> [TASK GOAL]:
Extract each line containing the string "text".

(Extracted records)
────────────────────

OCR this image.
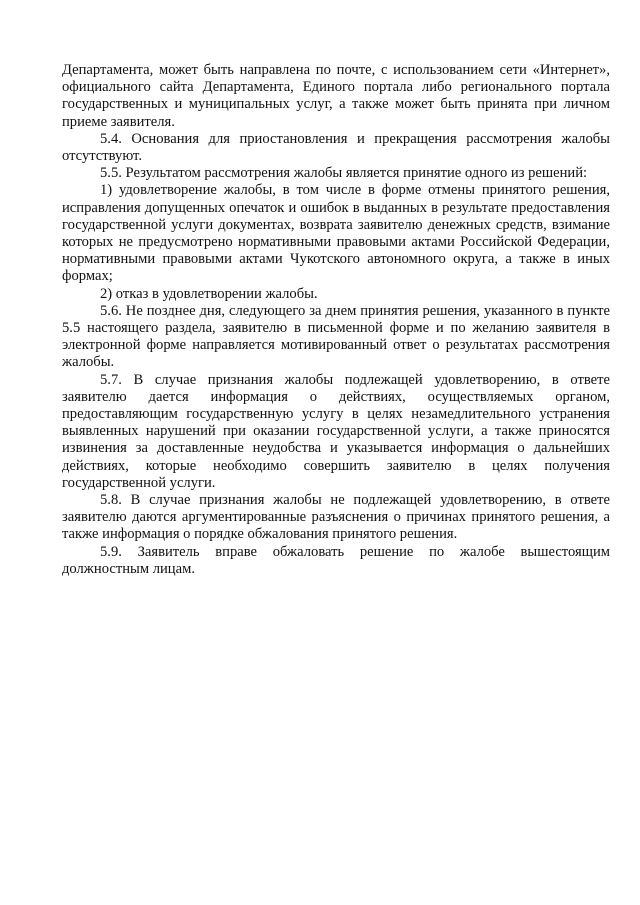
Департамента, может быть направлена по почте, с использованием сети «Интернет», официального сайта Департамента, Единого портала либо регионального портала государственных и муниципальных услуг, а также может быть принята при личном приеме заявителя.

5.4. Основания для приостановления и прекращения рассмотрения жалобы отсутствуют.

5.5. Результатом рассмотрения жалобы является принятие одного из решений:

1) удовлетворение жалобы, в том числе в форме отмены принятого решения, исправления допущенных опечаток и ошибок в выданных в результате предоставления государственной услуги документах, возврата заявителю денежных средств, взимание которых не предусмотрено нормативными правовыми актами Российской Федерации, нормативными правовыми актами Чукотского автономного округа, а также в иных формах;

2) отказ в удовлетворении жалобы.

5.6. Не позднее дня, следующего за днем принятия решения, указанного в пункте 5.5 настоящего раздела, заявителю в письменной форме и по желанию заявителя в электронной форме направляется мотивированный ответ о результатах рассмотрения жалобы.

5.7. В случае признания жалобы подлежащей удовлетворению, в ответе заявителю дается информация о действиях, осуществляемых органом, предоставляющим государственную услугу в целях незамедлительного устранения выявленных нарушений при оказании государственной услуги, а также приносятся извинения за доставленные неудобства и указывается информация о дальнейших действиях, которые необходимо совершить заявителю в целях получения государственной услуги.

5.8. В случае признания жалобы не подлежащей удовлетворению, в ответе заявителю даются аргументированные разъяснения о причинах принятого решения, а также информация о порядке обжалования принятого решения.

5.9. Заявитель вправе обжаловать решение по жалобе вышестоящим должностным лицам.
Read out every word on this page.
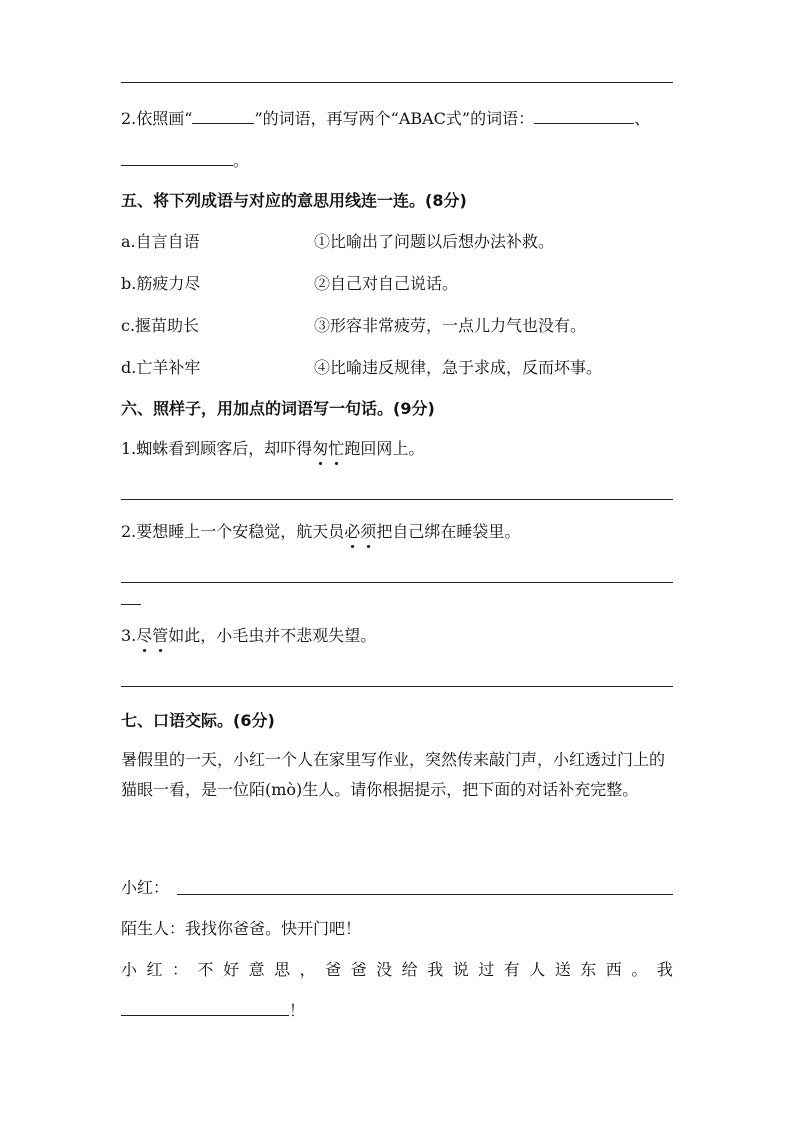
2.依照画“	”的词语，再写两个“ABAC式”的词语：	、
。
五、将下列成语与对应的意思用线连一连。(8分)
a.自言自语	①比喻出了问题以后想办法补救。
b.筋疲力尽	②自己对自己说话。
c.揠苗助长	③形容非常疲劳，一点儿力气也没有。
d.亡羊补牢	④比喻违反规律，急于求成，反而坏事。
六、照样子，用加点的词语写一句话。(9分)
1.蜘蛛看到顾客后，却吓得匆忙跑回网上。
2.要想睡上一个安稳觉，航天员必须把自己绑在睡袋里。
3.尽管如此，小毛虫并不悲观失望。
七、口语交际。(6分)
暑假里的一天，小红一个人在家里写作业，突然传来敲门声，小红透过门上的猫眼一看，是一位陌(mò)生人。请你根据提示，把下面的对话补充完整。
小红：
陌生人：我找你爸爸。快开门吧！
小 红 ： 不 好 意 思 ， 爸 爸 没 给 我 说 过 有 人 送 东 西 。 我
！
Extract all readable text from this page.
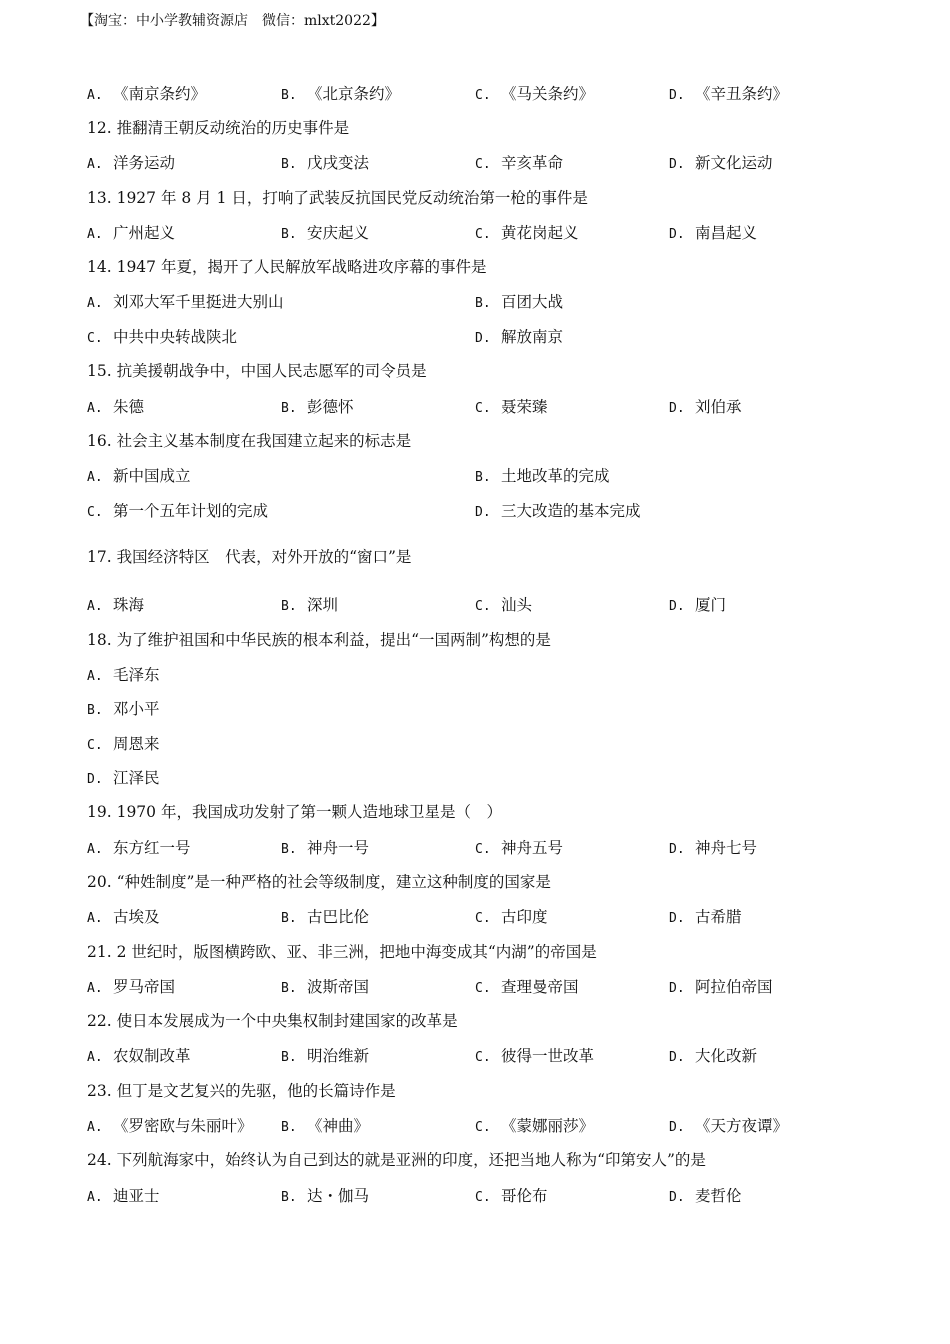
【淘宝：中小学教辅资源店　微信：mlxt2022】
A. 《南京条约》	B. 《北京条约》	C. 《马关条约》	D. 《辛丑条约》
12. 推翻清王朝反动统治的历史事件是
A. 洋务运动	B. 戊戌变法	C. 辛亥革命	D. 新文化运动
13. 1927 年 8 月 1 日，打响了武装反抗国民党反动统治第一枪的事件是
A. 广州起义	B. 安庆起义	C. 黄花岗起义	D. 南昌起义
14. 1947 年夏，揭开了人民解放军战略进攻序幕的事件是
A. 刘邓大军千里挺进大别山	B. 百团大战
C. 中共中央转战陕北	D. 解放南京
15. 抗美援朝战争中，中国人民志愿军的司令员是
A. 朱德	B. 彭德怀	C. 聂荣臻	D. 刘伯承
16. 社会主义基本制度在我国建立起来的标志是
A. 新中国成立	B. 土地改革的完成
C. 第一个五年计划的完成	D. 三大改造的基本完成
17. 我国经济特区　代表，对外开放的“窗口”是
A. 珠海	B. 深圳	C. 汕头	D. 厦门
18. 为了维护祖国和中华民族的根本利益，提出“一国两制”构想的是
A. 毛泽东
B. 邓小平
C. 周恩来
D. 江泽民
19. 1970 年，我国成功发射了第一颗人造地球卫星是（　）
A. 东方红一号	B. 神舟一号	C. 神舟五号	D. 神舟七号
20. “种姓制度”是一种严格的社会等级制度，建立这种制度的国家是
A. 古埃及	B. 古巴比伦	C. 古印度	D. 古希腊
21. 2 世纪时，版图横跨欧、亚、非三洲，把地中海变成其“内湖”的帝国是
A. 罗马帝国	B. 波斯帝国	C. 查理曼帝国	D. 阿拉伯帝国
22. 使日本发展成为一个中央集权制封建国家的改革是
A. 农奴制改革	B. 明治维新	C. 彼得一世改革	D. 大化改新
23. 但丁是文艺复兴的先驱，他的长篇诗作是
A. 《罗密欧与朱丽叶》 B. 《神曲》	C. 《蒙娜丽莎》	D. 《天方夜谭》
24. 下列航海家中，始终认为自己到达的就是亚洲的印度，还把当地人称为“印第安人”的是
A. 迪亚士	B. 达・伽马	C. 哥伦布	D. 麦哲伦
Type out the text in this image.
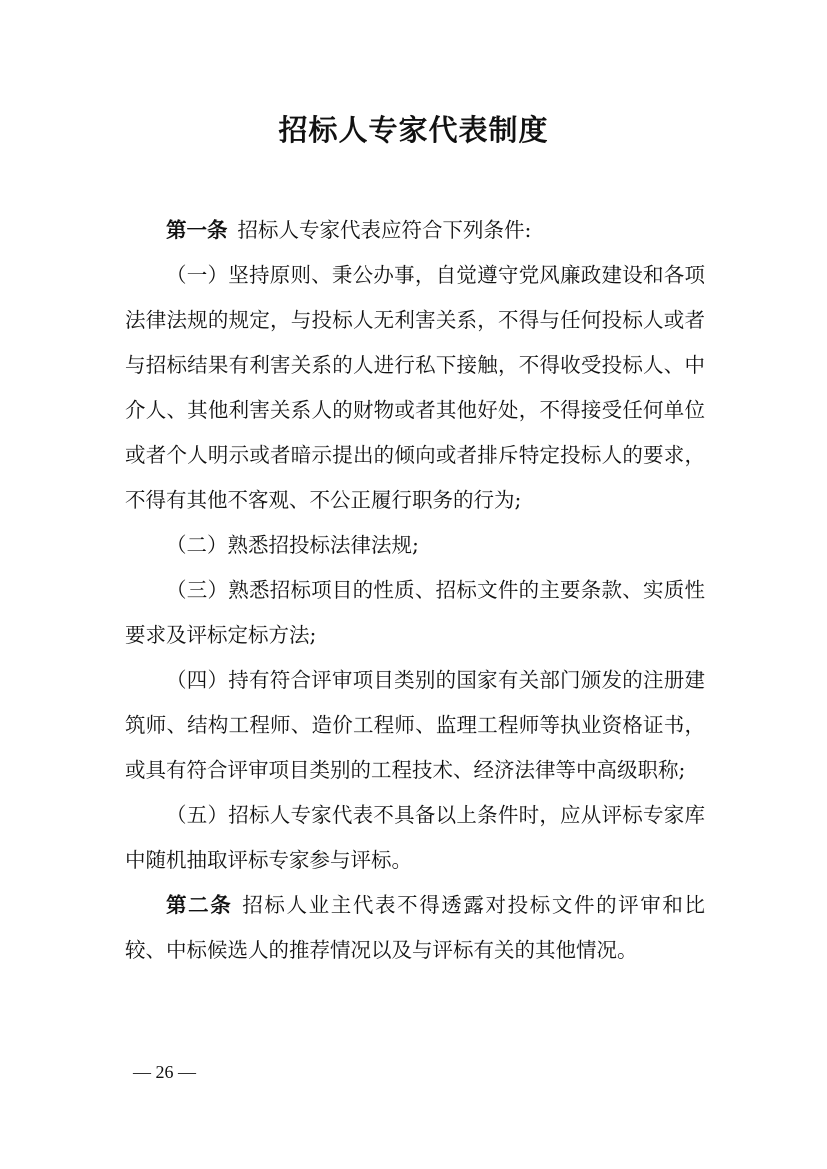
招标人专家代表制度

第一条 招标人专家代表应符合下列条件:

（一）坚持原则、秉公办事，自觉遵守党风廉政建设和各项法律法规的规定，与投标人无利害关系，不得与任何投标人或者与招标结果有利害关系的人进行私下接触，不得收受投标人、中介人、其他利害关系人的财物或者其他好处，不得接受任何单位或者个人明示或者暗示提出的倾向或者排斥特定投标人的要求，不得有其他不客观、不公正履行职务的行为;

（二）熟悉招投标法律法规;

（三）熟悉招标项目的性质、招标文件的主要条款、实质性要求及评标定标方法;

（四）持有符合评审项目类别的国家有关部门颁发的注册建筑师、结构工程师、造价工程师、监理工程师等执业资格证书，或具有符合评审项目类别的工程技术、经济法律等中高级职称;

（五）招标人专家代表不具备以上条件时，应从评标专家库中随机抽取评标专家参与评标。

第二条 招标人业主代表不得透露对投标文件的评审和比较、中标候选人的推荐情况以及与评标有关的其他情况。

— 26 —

────────────────────

> [PROBLEM SOLUTION]:
Extract all readable text from this page.
Type out the text in this image.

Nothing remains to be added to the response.